_PROBLEM STATEMENT_
Skip any picture you find and retype all the remaining lines exactly.

_SOURCE DATA_
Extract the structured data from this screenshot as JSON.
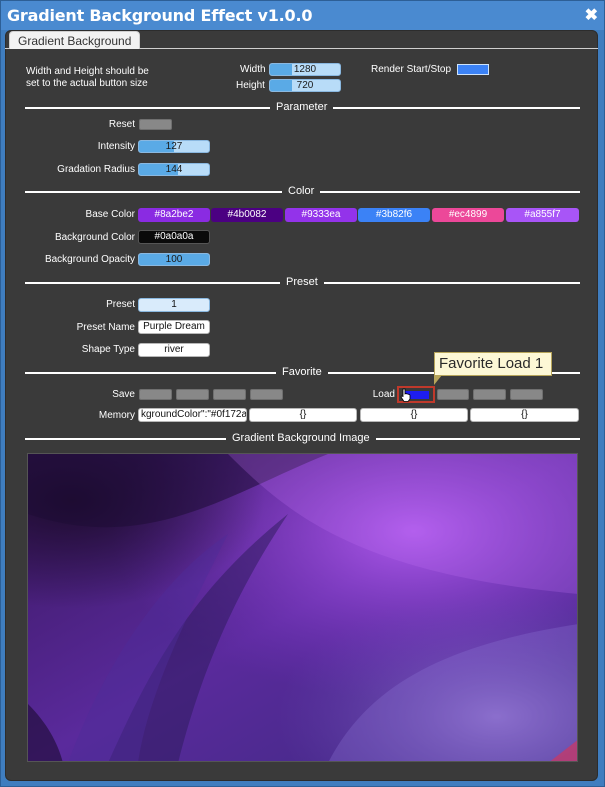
{
  "window": {
    "title": "Gradient Background Effect v1.0.0"
  },
  "tab": {
    "label": "Gradient Background"
  },
  "size": {
    "note_line1": "Width and Height should be",
    "note_line2": "set to the actual button size",
    "width_label": "Width",
    "width_value": "1280",
    "height_label": "Height",
    "height_value": "720"
  },
  "render": {
    "label": "Render Start/Stop"
  },
  "sections": {
    "parameter": "Parameter",
    "color": "Color",
    "preset": "Preset",
    "favorite": "Favorite",
    "image": "Gradient Background Image"
  },
  "parameter": {
    "reset_label": "Reset",
    "intensity_label": "Intensity",
    "intensity_value": "127",
    "intensity_level": 0.5,
    "radius_label": "Gradation Radius",
    "radius_value": "144",
    "radius_level": 0.56
  },
  "color": {
    "base_label": "Base Color",
    "base_colors": [
      {
        "text": "#8a2be2",
        "bg": "#8a2be2"
      },
      {
        "text": "#4b0082",
        "bg": "#4b0082"
      },
      {
        "text": "#9333ea",
        "bg": "#9333ea"
      },
      {
        "text": "#3b82f6",
        "bg": "#3b82f6"
      },
      {
        "text": "#ec4899",
        "bg": "#ec4899"
      },
      {
        "text": "#a855f7",
        "bg": "#a855f7"
      }
    ],
    "bg_label": "Background Color",
    "bg_value": "#0a0a0a",
    "opacity_label": "Background Opacity",
    "opacity_value": "100",
    "opacity_level": 1.0
  },
  "preset": {
    "preset_label": "Preset",
    "preset_value": "1",
    "name_label": "Preset Name",
    "name_value": "Purple Dream",
    "shape_label": "Shape Type",
    "shape_value": "river"
  },
  "favorite": {
    "save_label": "Save",
    "load_label": "Load",
    "memory_label": "Memory",
    "memory_values": [
      "kgroundColor\":\"#0f172a",
      "{}",
      "{}",
      "{}"
    ],
    "tooltip": "Favorite Load 1"
  }
}
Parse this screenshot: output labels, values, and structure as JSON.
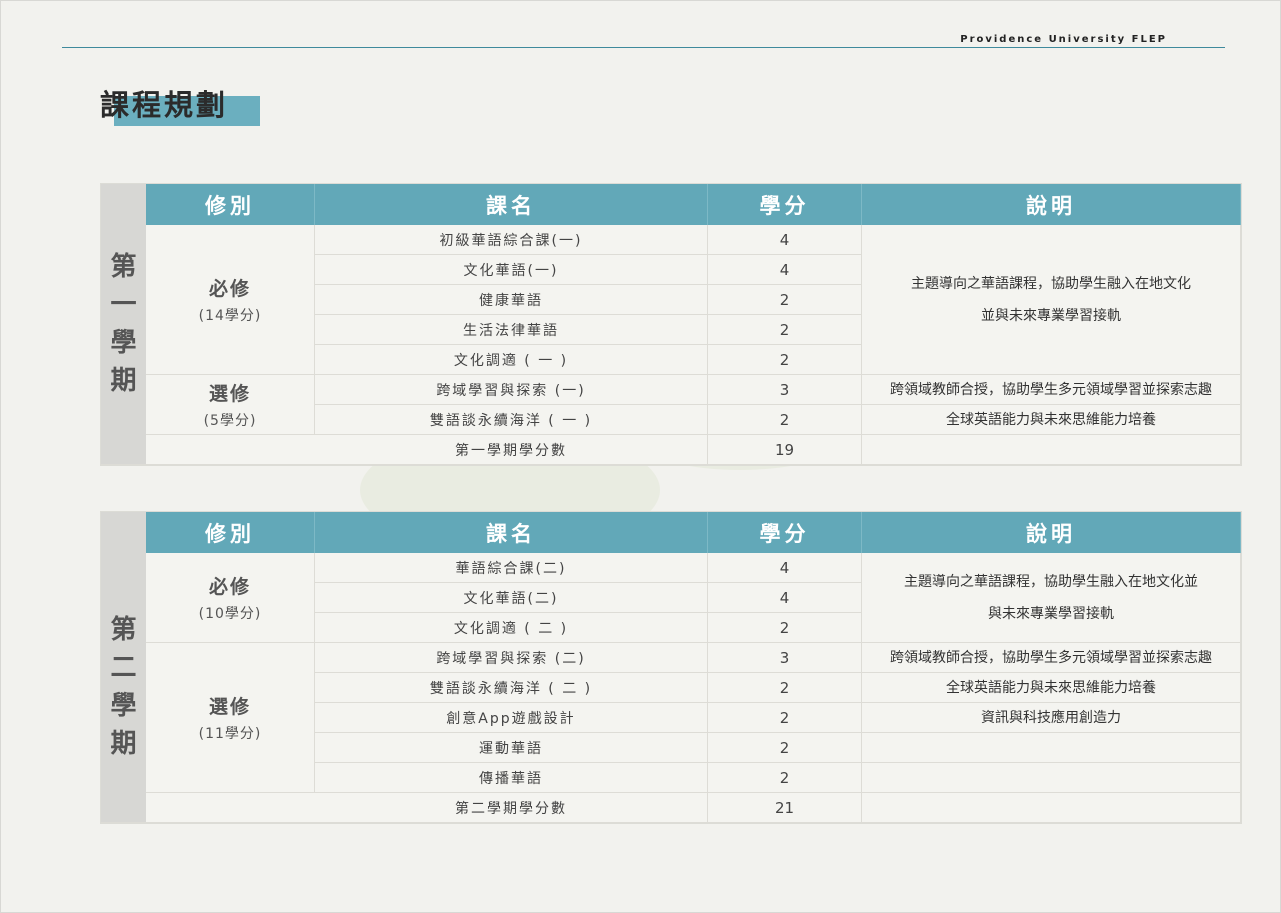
{
  "header": {
    "brand": "Providence University FLEP"
  },
  "page_title": "課程規劃",
  "table_headers": {
    "type": "修別",
    "course": "課名",
    "credit": "學分",
    "desc": "說明"
  },
  "semester1": {
    "label": [
      "第",
      "一",
      "學",
      "期"
    ],
    "required_label": "必修",
    "required_sub": "(14學分)",
    "elective_label": "選修",
    "elective_sub": "(5學分)",
    "courses": [
      {
        "name": "初級華語綜合課(一)",
        "credit": "4"
      },
      {
        "name": "文化華語(一)",
        "credit": "4"
      },
      {
        "name": "健康華語",
        "credit": "2"
      },
      {
        "name": "生活法律華語",
        "credit": "2"
      },
      {
        "name": "文化調適 ( 一 )",
        "credit": "2"
      },
      {
        "name": "跨域學習與探索 (一)",
        "credit": "3"
      },
      {
        "name": "雙語談永續海洋 ( 一 )",
        "credit": "2"
      }
    ],
    "desc_required": [
      "主題導向之華語課程，協助學生融入在地文化",
      "並與未來專業學習接軌"
    ],
    "desc_elective1": "跨領域教師合授，協助學生多元領域學習並探索志趣",
    "desc_elective2": "全球英語能力與未來思維能力培養",
    "total_label": "第一學期學分數",
    "total_credit": "19"
  },
  "semester2": {
    "label": [
      "第",
      "二",
      "學",
      "期"
    ],
    "required_label": "必修",
    "required_sub": "(10學分)",
    "elective_label": "選修",
    "elective_sub": "(11學分)",
    "courses": [
      {
        "name": "華語綜合課(二)",
        "credit": "4"
      },
      {
        "name": "文化華語(二)",
        "credit": "4"
      },
      {
        "name": "文化調適 ( 二 )",
        "credit": "2"
      },
      {
        "name": "跨域學習與探索 (二)",
        "credit": "3"
      },
      {
        "name": "雙語談永續海洋 ( 二 )",
        "credit": "2"
      },
      {
        "name": "創意App遊戲設計",
        "credit": "2"
      },
      {
        "name": "運動華語",
        "credit": "2"
      },
      {
        "name": "傳播華語",
        "credit": "2"
      }
    ],
    "desc_required": [
      "主題導向之華語課程，協助學生融入在地文化並",
      "與未來專業學習接軌"
    ],
    "desc_elective1": "跨領域教師合授，協助學生多元領域學習並探索志趣",
    "desc_elective2": "全球英語能力與未來思維能力培養",
    "desc_elective3": "資訊與科技應用創造力",
    "total_label": "第二學期學分數",
    "total_credit": "21"
  }
}
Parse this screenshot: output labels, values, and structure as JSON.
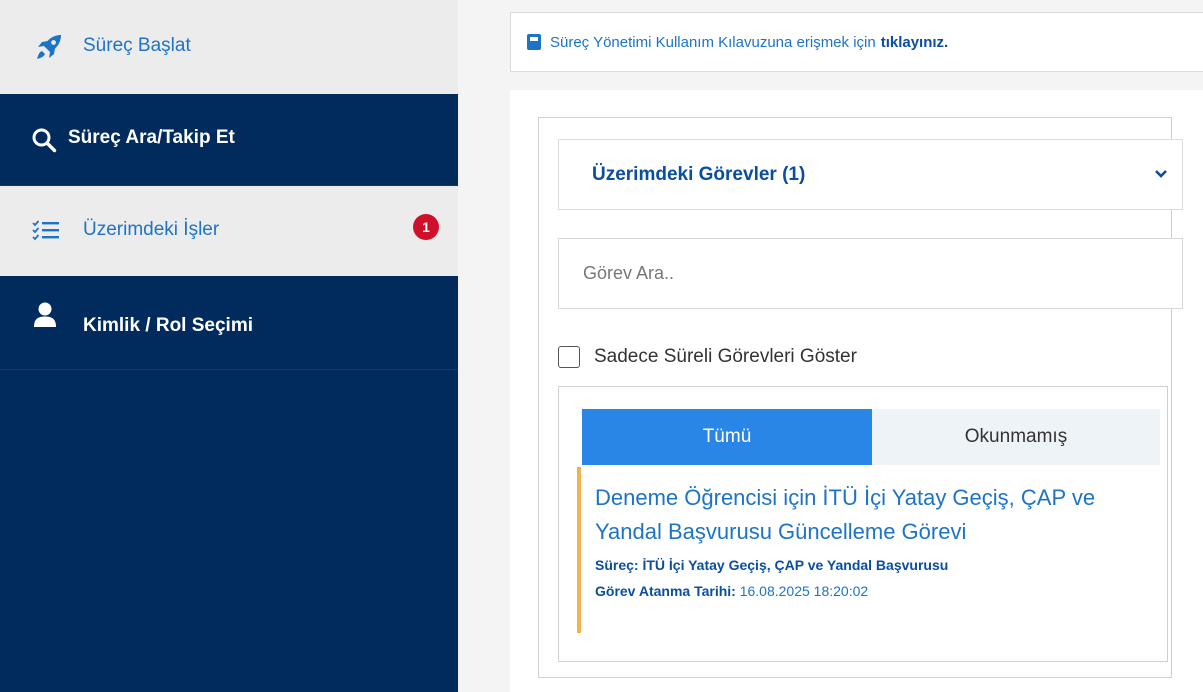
{
  "sidebar": {
    "items": [
      {
        "label": "Süreç Başlat",
        "icon": "rocket-icon"
      },
      {
        "label": "Süreç Ara/Takip Et",
        "icon": "search-icon"
      },
      {
        "label": "Üzerimdeki İşler",
        "icon": "checklist-icon",
        "badge": "1"
      },
      {
        "label": "Kimlik / Rol Seçimi",
        "icon": "user-icon"
      }
    ]
  },
  "info": {
    "text": "Süreç Yönetimi Kullanım Kılavuzuna erişmek için",
    "link": "tıklayınız."
  },
  "tasks_panel": {
    "accordion_title": "Üzerimdeki Görevler (1)",
    "search_placeholder": "Görev Ara..",
    "checkbox_label": "Sadece Süreli Görevleri Göster",
    "tabs": [
      {
        "label": "Tümü",
        "active": true
      },
      {
        "label": "Okunmamış",
        "active": false
      }
    ],
    "task": {
      "title": "Deneme Öğrencisi için İTÜ İçi Yatay Geçiş, ÇAP ve Yandal Başvurusu Güncelleme Görevi",
      "process_label": "Süreç:",
      "process_value": "İTÜ İçi Yatay Geçiş, ÇAP ve Yandal Başvurusu",
      "date_label": "Görev Atanma Tarihi:",
      "date_value": "16.08.2025 18:20:02"
    }
  },
  "colors": {
    "sidebar_bg": "#002b5c",
    "accent_blue": "#1d74c7",
    "tab_active": "#2a86e6",
    "badge_red": "#d0102a",
    "task_border": "#f2b24c"
  }
}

_FINAL ANSWER_
Extract the structured data from this screenshot as JSON.
{
  "window": {
    "title": "Gradient Background Effect v1.0.0"
  },
  "tab": {
    "label": "Gradient Background"
  },
  "size": {
    "note_line1": "Width and Height should be",
    "note_line2": "set to the actual button size",
    "width_label": "Width",
    "width_value": "1280",
    "height_label": "Height",
    "height_value": "720"
  },
  "render": {
    "label": "Render Start/Stop"
  },
  "sections": {
    "parameter": "Parameter",
    "color": "Color",
    "preset": "Preset",
    "favorite": "Favorite",
    "image": "Gradient Background Image"
  },
  "parameter": {
    "reset_label": "Reset",
    "intensity_label": "Intensity",
    "intensity_value": "127",
    "intensity_level": 0.5,
    "radius_label": "Gradation Radius",
    "radius_value": "144",
    "radius_level": 0.56
  },
  "color": {
    "base_label": "Base Color",
    "base_colors": [
      {
        "text": "#8a2be2",
        "bg": "#8a2be2"
      },
      {
        "text": "#4b0082",
        "bg": "#4b0082"
      },
      {
        "text": "#9333ea",
        "bg": "#9333ea"
      },
      {
        "text": "#3b82f6",
        "bg": "#3b82f6"
      },
      {
        "text": "#ec4899",
        "bg": "#ec4899"
      },
      {
        "text": "#a855f7",
        "bg": "#a855f7"
      }
    ],
    "bg_label": "Background Color",
    "bg_value": "#0a0a0a",
    "opacity_label": "Background Opacity",
    "opacity_value": "100",
    "opacity_level": 1.0
  },
  "preset": {
    "preset_label": "Preset",
    "preset_value": "1",
    "name_label": "Preset Name",
    "name_value": "Purple Dream",
    "shape_label": "Shape Type",
    "shape_value": "river"
  },
  "favorite": {
    "save_label": "Save",
    "load_label": "Load",
    "memory_label": "Memory",
    "memory_values": [
      "kgroundColor\":\"#0f172a",
      "{}",
      "{}",
      "{}"
    ],
    "tooltip": "Favorite Load 1"
  }
}
Parse this screenshot: output labels, values, and structure as JSON.
{
  "header": {
    "brand": "Providence University FLEP"
  },
  "page_title": "課程規劃",
  "table_headers": {
    "type": "修別",
    "course": "課名",
    "credit": "學分",
    "desc": "說明"
  },
  "semester1": {
    "label": [
      "第",
      "一",
      "學",
      "期"
    ],
    "required_label": "必修",
    "required_sub": "(14學分)",
    "elective_label": "選修",
    "elective_sub": "(5學分)",
    "courses": [
      {
        "name": "初級華語綜合課(一)",
        "credit": "4"
      },
      {
        "name": "文化華語(一)",
        "credit": "4"
      },
      {
        "name": "健康華語",
        "credit": "2"
      },
      {
        "name": "生活法律華語",
        "credit": "2"
      },
      {
        "name": "文化調適 ( 一 )",
        "credit": "2"
      },
      {
        "name": "跨域學習與探索 (一)",
        "credit": "3"
      },
      {
        "name": "雙語談永續海洋 ( 一 )",
        "credit": "2"
      }
    ],
    "desc_required": [
      "主題導向之華語課程，協助學生融入在地文化",
      "並與未來專業學習接軌"
    ],
    "desc_elective1": "跨領域教師合授，協助學生多元領域學習並探索志趣",
    "desc_elective2": "全球英語能力與未來思維能力培養",
    "total_label": "第一學期學分數",
    "total_credit": "19"
  },
  "semester2": {
    "label": [
      "第",
      "二",
      "學",
      "期"
    ],
    "required_label": "必修",
    "required_sub": "(10學分)",
    "elective_label": "選修",
    "elective_sub": "(11學分)",
    "courses": [
      {
        "name": "華語綜合課(二)",
        "credit": "4"
      },
      {
        "name": "文化華語(二)",
        "credit": "4"
      },
      {
        "name": "文化調適 ( 二 )",
        "credit": "2"
      },
      {
        "name": "跨域學習與探索 (二)",
        "credit": "3"
      },
      {
        "name": "雙語談永續海洋 ( 二 )",
        "credit": "2"
      },
      {
        "name": "創意App遊戲設計",
        "credit": "2"
      },
      {
        "name": "運動華語",
        "credit": "2"
      },
      {
        "name": "傳播華語",
        "credit": "2"
      }
    ],
    "desc_required": [
      "主題導向之華語課程，協助學生融入在地文化並",
      "與未來專業學習接軌"
    ],
    "desc_elective1": "跨領域教師合授，協助學生多元領域學習並探索志趣",
    "desc_elective2": "全球英語能力與未來思維能力培養",
    "desc_elective3": "資訊與科技應用創造力",
    "total_label": "第二學期學分數",
    "total_credit": "21"
  }
}
Parse this screenshot: output labels, values, and structure as JSON.
{
  "sidebar": {
    "items": [
      {
        "label": "Süreç Başlat",
        "icon": "rocket-icon"
      },
      {
        "label": "Süreç Ara/Takip Et",
        "icon": "search-icon"
      },
      {
        "label": "Üzerimdeki İşler",
        "icon": "checklist-icon",
        "badge": "1"
      },
      {
        "label": "Kimlik / Rol Seçimi",
        "icon": "user-icon"
      }
    ]
  },
  "info": {
    "text": "Süreç Yönetimi Kullanım Kılavuzuna erişmek için",
    "link": "tıklayınız."
  },
  "tasks_panel": {
    "accordion_title": "Üzerimdeki Görevler (1)",
    "search_placeholder": "Görev Ara..",
    "checkbox_label": "Sadece Süreli Görevleri Göster",
    "tabs": [
      {
        "label": "Tümü",
        "active": true
      },
      {
        "label": "Okunmamış",
        "active": false
      }
    ],
    "task": {
      "title": "Deneme Öğrencisi için İTÜ İçi Yatay Geçiş, ÇAP ve Yandal Başvurusu Güncelleme Görevi",
      "process_label": "Süreç:",
      "process_value": "İTÜ İçi Yatay Geçiş, ÇAP ve Yandal Başvurusu",
      "date_label": "Görev Atanma Tarihi:",
      "date_value": "16.08.2025 18:20:02"
    }
  },
  "colors": {
    "sidebar_bg": "#002b5c",
    "accent_blue": "#1d74c7",
    "tab_active": "#2a86e6",
    "badge_red": "#d0102a",
    "task_border": "#f2b24c"
  }
}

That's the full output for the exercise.